Scan the material below for the string "type", and copy every line where it shows up.

[Dataset listings of figures]
= = = = = = =

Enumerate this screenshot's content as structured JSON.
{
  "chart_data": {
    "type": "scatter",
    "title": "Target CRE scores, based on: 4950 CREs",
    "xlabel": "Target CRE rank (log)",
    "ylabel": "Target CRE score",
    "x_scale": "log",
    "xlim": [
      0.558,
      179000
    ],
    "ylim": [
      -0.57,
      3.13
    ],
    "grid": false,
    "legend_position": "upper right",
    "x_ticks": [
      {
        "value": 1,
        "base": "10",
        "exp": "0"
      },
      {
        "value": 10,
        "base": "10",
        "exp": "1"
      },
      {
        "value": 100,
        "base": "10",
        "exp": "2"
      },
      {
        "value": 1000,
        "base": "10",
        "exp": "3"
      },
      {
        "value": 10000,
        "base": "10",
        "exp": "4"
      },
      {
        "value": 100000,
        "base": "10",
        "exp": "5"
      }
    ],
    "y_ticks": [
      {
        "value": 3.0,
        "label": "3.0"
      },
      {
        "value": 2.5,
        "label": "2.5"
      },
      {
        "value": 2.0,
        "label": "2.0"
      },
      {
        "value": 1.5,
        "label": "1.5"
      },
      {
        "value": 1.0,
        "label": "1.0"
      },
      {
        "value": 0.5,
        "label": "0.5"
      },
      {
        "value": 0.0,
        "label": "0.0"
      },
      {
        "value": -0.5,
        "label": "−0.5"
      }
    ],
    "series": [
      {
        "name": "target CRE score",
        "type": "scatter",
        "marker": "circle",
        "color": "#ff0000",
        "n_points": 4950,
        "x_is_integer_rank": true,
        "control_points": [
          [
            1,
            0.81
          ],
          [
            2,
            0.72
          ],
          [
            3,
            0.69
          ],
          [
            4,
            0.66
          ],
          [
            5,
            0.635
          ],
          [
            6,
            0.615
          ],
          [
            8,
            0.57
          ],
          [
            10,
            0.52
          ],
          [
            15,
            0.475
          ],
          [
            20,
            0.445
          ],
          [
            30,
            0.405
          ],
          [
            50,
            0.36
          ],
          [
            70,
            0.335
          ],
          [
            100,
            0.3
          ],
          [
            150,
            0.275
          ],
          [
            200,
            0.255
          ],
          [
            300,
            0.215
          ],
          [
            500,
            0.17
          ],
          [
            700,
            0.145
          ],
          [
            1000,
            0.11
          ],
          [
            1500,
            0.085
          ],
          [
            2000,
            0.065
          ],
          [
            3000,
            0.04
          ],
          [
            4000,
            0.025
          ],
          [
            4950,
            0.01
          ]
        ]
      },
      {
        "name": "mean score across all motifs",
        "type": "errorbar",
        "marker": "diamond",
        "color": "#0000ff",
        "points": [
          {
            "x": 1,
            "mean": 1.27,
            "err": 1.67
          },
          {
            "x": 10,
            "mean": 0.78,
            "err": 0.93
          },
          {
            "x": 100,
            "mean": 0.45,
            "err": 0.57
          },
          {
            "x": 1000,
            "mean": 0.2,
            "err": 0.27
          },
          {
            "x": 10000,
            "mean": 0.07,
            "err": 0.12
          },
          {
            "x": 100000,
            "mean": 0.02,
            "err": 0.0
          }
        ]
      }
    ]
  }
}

= = = = = = =

▶ [THE REPLY]:
    "type": "scatter",
        "type": "scatter",
        "type": "errorbar",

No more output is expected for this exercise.